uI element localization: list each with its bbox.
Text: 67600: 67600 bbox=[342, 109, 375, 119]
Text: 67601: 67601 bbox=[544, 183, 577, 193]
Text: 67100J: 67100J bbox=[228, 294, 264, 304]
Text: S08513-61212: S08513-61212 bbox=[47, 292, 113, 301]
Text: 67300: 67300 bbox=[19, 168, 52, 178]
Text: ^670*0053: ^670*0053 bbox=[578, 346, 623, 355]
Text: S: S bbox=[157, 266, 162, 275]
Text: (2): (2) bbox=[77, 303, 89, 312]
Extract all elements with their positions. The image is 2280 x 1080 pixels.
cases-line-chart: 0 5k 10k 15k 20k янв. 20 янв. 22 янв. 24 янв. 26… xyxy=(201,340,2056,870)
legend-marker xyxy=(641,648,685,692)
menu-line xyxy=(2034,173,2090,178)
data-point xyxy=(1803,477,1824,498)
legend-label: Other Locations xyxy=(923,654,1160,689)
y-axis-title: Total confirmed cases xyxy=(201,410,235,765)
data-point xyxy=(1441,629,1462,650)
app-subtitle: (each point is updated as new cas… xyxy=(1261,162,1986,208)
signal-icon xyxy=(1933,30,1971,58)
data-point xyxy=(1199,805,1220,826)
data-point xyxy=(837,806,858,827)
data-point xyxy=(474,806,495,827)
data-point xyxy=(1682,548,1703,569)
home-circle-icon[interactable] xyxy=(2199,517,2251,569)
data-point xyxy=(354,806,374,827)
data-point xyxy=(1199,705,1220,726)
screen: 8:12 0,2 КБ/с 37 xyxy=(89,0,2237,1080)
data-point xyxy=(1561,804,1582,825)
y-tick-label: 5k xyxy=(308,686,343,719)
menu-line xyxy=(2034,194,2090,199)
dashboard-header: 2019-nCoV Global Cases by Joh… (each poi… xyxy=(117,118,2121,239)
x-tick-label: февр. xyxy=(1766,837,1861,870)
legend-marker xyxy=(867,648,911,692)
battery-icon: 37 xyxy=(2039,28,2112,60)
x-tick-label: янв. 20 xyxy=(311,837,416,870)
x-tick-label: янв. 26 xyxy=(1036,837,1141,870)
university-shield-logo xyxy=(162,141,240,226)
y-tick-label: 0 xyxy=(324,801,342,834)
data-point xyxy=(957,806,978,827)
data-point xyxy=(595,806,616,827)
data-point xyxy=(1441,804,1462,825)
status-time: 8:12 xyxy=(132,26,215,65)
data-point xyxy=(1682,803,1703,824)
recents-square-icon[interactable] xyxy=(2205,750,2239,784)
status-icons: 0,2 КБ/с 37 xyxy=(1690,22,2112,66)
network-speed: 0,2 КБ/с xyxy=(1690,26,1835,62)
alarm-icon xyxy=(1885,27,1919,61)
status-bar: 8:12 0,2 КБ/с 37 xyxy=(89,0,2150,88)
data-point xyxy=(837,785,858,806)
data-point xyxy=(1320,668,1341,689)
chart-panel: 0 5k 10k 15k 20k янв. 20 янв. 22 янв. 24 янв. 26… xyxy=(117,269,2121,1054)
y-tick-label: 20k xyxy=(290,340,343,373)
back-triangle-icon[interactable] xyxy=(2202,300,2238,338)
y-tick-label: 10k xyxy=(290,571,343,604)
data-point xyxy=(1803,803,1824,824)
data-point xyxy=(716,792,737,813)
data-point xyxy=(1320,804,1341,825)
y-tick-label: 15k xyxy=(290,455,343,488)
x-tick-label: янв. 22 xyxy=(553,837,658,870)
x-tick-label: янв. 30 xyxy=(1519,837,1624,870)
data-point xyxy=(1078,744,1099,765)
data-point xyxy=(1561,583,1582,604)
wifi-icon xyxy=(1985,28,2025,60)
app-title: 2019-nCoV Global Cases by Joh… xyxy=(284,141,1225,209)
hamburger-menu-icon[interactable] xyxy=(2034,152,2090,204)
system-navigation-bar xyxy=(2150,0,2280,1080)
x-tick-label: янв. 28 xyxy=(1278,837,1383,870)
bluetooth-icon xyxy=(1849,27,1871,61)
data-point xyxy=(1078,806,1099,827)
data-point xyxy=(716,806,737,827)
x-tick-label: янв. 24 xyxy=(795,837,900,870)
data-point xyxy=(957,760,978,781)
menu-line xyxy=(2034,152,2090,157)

·····

What you should do »
Print all of the rows above again, word for word and line for line, with nothing added, dropped, or changed.

Output for this task »
uI element localization: list each with its bbox.
Text: 67600: 67600 bbox=[342, 109, 375, 119]
Text: 67601: 67601 bbox=[544, 183, 577, 193]
Text: 67100J: 67100J bbox=[228, 294, 264, 304]
Text: S08513-61212: S08513-61212 bbox=[47, 292, 113, 301]
Text: 67300: 67300 bbox=[19, 168, 52, 178]
Text: ^670*0053: ^670*0053 bbox=[578, 346, 623, 355]
Text: S: S bbox=[157, 266, 162, 275]
Text: (2): (2) bbox=[77, 303, 89, 312]
Extract all elements with their positions. The image is 2280 x 1080 pixels.
cases-line-chart: 0 5k 10k 15k 20k янв. 20 янв. 22 янв. 24 янв. 26… xyxy=(201,340,2056,870)
legend-marker xyxy=(641,648,685,692)
menu-line xyxy=(2034,173,2090,178)
data-point xyxy=(1803,477,1824,498)
legend-label: Other Locations xyxy=(923,654,1160,689)
y-axis-title: Total confirmed cases xyxy=(201,410,235,765)
data-point xyxy=(1441,629,1462,650)
app-subtitle: (each point is updated as new cas… xyxy=(1261,162,1986,208)
signal-icon xyxy=(1933,30,1971,58)
data-point xyxy=(1199,805,1220,826)
data-point xyxy=(837,806,858,827)
data-point xyxy=(474,806,495,827)
data-point xyxy=(1682,548,1703,569)
home-circle-icon[interactable] xyxy=(2199,517,2251,569)
data-point xyxy=(354,806,374,827)
data-point xyxy=(1199,705,1220,726)
screen: 8:12 0,2 КБ/с 37 xyxy=(89,0,2237,1080)
data-point xyxy=(1561,804,1582,825)
y-tick-label: 5k xyxy=(308,686,343,719)
menu-line xyxy=(2034,194,2090,199)
dashboard-header: 2019-nCoV Global Cases by Joh… (each poi… xyxy=(117,118,2121,239)
x-tick-label: февр. xyxy=(1766,837,1861,870)
legend-marker xyxy=(867,648,911,692)
battery-icon: 37 xyxy=(2039,28,2112,60)
x-tick-label: янв. 20 xyxy=(311,837,416,870)
x-tick-label: янв. 26 xyxy=(1036,837,1141,870)
university-shield-logo xyxy=(162,141,240,226)
y-tick-label: 0 xyxy=(324,801,342,834)
data-point xyxy=(957,806,978,827)
data-point xyxy=(595,806,616,827)
data-point xyxy=(1441,804,1462,825)
status-time: 8:12 xyxy=(132,26,215,65)
data-point xyxy=(1682,803,1703,824)
recents-square-icon[interactable] xyxy=(2205,750,2239,784)
status-icons: 0,2 КБ/с 37 xyxy=(1690,22,2112,66)
network-speed: 0,2 КБ/с xyxy=(1690,26,1835,62)
alarm-icon xyxy=(1885,27,1919,61)
status-bar: 8:12 0,2 КБ/с 37 xyxy=(89,0,2150,88)
data-point xyxy=(837,785,858,806)
data-point xyxy=(1320,668,1341,689)
chart-panel: 0 5k 10k 15k 20k янв. 20 янв. 22 янв. 24 янв. 26… xyxy=(117,269,2121,1054)
y-tick-label: 20k xyxy=(290,340,343,373)
back-triangle-icon[interactable] xyxy=(2202,300,2238,338)
y-tick-label: 10k xyxy=(290,571,343,604)
data-point xyxy=(1803,803,1824,824)
data-point xyxy=(716,792,737,813)
data-point xyxy=(1320,804,1341,825)
y-tick-label: 15k xyxy=(290,455,343,488)
x-tick-label: янв. 22 xyxy=(553,837,658,870)
x-tick-label: янв. 30 xyxy=(1519,837,1624,870)
data-point xyxy=(1078,744,1099,765)
data-point xyxy=(1561,583,1582,604)
wifi-icon xyxy=(1985,28,2025,60)
app-title: 2019-nCoV Global Cases by Joh… xyxy=(284,141,1225,209)
hamburger-menu-icon[interactable] xyxy=(2034,152,2090,204)
system-navigation-bar xyxy=(2150,0,2280,1080)
x-tick-label: янв. 28 xyxy=(1278,837,1383,870)
bluetooth-icon xyxy=(1849,27,1871,61)
data-point xyxy=(1078,806,1099,827)
data-point xyxy=(716,806,737,827)
x-tick-label: янв. 24 xyxy=(795,837,900,870)
data-point xyxy=(957,760,978,781)
menu-line xyxy=(2034,152,2090,157)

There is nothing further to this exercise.